::: Extracted data :::

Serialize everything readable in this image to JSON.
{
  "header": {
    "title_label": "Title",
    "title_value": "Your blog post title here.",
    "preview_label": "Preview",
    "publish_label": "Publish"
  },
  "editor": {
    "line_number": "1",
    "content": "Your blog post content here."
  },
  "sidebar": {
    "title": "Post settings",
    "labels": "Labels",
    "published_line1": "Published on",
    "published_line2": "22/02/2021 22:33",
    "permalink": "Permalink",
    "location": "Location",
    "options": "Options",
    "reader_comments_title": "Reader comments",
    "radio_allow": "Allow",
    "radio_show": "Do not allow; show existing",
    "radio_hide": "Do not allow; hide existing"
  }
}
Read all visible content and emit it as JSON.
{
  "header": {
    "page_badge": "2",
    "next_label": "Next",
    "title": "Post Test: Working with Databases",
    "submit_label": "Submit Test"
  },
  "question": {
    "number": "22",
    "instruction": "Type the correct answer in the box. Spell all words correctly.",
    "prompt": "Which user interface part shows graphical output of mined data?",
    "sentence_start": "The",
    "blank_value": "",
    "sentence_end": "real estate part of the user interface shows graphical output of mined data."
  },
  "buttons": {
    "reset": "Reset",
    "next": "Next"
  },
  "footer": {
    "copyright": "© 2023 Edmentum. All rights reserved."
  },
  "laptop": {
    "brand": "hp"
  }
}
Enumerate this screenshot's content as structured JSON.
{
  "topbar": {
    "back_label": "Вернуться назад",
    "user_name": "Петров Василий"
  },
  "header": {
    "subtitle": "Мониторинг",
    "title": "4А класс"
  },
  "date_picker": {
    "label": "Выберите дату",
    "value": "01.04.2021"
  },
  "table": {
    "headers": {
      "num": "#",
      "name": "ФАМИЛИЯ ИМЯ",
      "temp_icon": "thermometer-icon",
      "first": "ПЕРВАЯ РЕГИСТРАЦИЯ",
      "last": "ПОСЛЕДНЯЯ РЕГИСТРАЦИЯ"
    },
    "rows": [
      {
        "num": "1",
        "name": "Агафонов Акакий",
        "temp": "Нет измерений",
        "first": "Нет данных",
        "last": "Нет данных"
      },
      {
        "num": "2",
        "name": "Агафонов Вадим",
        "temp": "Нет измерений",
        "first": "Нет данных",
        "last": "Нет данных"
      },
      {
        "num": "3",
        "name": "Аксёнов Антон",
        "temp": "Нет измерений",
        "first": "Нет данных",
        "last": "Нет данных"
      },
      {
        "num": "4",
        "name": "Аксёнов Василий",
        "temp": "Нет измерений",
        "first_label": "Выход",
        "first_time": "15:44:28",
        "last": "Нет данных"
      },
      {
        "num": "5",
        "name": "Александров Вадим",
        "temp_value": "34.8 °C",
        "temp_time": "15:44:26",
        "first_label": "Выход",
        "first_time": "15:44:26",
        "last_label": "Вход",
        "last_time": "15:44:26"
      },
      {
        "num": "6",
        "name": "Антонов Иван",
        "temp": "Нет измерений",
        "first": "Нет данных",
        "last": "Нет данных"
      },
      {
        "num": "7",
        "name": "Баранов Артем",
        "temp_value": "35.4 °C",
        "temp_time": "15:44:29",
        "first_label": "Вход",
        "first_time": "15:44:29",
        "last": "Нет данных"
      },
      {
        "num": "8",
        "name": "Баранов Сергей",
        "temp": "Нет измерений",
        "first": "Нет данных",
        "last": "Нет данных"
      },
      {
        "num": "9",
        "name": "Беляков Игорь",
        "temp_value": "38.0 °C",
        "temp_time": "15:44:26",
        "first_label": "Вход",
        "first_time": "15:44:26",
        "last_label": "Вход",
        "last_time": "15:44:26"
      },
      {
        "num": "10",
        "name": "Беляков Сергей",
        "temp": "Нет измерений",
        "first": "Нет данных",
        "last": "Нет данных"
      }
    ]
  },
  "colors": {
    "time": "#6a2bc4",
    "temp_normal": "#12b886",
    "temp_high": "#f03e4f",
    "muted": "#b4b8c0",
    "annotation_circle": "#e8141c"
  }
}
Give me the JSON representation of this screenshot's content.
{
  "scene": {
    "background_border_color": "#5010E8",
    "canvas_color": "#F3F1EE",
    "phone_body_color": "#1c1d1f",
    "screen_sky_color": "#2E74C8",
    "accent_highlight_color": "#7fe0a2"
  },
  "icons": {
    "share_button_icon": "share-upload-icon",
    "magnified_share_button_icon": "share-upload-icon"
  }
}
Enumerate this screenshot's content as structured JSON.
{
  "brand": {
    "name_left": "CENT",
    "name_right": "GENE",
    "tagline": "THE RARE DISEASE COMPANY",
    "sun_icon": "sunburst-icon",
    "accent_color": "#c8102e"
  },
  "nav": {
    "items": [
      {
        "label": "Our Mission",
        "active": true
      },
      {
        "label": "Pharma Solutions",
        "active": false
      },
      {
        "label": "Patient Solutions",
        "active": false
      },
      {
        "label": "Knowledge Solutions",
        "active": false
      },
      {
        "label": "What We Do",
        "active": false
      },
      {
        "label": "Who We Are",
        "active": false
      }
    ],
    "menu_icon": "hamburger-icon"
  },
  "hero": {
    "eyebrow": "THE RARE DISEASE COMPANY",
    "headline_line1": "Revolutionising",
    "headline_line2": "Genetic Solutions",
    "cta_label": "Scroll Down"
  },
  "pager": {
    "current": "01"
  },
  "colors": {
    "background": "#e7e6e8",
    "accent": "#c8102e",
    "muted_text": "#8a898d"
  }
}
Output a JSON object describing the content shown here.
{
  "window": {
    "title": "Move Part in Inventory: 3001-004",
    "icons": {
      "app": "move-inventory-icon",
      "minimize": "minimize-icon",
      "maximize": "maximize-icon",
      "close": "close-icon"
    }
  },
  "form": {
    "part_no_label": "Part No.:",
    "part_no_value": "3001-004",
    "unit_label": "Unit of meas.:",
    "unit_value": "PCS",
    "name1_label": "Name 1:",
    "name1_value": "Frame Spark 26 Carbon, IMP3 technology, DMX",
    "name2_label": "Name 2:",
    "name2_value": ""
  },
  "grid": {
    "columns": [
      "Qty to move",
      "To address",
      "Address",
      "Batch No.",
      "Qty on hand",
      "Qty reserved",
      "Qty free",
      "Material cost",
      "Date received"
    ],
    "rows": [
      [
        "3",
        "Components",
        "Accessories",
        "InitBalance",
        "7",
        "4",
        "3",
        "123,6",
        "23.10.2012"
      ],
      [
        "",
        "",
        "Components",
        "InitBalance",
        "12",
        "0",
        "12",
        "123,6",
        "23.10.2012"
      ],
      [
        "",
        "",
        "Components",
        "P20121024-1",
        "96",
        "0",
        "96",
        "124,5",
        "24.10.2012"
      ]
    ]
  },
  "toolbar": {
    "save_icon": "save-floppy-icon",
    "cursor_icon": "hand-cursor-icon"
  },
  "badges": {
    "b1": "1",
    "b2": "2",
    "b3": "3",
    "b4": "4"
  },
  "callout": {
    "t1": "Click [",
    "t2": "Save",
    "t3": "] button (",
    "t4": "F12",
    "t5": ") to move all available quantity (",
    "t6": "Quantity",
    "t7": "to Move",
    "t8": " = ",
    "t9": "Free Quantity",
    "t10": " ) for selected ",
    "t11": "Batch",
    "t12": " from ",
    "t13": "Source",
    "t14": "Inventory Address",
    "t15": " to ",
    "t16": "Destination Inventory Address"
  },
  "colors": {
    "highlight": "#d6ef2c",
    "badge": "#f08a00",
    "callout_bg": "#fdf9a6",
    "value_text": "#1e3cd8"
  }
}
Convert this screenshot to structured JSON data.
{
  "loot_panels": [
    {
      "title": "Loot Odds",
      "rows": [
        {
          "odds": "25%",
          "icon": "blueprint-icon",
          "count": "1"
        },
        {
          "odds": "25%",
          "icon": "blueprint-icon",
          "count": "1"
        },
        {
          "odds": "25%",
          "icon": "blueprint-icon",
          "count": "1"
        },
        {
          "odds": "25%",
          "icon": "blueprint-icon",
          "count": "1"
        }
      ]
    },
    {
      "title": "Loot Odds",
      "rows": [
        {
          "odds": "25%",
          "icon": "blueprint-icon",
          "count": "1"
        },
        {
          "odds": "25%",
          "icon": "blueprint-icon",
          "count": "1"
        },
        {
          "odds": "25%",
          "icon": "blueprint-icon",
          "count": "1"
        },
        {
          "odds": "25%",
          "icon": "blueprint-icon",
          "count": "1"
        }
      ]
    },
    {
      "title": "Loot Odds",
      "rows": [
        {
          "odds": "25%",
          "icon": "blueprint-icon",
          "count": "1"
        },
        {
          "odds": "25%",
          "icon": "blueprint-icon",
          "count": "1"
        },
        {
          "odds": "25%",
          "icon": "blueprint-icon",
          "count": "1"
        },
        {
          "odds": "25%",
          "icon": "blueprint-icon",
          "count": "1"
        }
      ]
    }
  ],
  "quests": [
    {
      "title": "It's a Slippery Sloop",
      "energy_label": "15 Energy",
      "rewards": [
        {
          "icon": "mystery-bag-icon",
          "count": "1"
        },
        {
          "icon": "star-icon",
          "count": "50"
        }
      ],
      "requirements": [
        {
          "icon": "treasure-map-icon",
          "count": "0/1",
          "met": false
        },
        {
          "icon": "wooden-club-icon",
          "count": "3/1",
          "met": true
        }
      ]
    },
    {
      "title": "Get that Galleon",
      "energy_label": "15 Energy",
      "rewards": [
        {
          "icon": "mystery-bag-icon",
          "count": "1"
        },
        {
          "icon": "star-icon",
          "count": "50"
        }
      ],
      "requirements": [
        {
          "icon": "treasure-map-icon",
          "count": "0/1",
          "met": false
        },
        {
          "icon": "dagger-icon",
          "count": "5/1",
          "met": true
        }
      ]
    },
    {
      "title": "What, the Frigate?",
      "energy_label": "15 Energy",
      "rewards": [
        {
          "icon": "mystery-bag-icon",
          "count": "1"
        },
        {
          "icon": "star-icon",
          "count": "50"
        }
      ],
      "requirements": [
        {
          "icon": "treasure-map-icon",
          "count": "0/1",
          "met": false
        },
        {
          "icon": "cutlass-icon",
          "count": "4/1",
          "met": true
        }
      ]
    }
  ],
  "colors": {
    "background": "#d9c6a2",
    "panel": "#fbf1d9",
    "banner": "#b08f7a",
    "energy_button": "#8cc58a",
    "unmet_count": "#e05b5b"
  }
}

:::

Identify every line above that includes the word "existing", and show those lines.

Response to the exercise:
    "radio_show": "Do not allow; show existing",
    "radio_hide": "Do not allow; hide existing"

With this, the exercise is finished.